_What you are asked to do_: List each line of the data that holds the word "Pacific".

_Data provided_:
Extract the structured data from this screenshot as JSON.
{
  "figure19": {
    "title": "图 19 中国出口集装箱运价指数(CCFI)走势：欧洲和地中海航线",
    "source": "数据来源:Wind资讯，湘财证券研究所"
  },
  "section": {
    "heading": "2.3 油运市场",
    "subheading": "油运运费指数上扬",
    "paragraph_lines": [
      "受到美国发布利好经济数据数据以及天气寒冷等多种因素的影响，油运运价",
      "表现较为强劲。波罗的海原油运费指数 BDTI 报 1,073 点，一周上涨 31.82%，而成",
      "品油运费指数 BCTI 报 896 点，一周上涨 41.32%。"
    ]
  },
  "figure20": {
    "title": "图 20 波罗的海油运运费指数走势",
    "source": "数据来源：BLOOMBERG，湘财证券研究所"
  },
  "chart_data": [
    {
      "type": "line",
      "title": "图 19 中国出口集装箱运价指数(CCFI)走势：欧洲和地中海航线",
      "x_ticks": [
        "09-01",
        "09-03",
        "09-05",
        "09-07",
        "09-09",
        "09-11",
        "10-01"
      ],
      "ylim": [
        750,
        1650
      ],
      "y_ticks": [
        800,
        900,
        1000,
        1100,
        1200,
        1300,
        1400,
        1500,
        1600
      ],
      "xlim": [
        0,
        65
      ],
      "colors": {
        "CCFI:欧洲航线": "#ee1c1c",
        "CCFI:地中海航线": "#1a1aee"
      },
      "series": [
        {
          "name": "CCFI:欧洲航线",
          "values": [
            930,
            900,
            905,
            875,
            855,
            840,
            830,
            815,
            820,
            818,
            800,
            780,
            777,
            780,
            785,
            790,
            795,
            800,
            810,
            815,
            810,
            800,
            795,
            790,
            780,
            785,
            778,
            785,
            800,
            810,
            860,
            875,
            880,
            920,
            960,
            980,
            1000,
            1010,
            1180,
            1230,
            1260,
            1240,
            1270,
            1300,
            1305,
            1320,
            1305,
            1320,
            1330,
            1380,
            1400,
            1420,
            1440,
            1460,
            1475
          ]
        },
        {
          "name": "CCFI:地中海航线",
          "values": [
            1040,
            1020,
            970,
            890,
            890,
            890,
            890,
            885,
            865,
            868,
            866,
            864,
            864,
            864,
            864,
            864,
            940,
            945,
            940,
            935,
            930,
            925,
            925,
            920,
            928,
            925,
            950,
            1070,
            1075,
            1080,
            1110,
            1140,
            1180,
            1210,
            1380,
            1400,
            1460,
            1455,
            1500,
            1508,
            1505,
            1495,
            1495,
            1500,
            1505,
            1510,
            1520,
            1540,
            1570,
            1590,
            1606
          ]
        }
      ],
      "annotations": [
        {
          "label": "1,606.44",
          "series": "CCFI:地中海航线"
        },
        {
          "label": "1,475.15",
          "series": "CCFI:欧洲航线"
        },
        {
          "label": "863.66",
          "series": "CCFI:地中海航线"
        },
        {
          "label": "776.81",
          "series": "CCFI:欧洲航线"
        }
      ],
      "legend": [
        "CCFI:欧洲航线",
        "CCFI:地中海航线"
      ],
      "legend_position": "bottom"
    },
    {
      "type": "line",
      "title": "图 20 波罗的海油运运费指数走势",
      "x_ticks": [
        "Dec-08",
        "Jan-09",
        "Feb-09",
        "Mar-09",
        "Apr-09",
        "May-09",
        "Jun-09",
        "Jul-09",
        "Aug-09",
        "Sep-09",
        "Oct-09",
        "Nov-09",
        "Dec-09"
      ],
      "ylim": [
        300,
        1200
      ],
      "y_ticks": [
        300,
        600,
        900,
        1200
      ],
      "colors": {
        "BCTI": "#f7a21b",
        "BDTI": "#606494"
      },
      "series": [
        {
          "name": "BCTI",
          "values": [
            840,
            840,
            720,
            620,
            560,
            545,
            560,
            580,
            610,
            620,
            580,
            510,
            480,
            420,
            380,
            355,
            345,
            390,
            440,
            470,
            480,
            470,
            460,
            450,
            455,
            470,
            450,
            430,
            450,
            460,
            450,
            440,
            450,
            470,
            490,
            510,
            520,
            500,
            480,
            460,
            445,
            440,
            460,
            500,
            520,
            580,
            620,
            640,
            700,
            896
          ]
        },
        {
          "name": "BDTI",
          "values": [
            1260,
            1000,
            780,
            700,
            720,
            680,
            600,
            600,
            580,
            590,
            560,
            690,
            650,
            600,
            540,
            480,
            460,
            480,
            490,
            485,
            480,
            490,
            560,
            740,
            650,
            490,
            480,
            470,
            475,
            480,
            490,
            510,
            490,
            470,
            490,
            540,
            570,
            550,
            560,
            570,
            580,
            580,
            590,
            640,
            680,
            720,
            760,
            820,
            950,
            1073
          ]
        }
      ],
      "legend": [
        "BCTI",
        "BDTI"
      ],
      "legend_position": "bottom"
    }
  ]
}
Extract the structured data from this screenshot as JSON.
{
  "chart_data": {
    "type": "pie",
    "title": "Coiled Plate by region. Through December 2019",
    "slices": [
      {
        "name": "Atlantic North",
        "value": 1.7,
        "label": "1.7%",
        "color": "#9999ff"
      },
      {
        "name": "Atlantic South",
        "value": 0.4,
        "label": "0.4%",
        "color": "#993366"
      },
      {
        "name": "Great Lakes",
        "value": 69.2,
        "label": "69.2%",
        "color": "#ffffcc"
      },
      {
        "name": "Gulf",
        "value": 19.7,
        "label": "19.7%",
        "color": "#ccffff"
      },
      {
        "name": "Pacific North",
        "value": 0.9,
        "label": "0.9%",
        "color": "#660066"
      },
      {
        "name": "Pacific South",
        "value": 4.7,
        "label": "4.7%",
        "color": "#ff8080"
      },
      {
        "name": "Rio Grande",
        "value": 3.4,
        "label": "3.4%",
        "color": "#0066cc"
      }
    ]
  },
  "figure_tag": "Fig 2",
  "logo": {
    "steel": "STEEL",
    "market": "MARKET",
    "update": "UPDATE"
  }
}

_Response for this exercise_:
        "name": "Pacific North",
        "name": "Pacific South",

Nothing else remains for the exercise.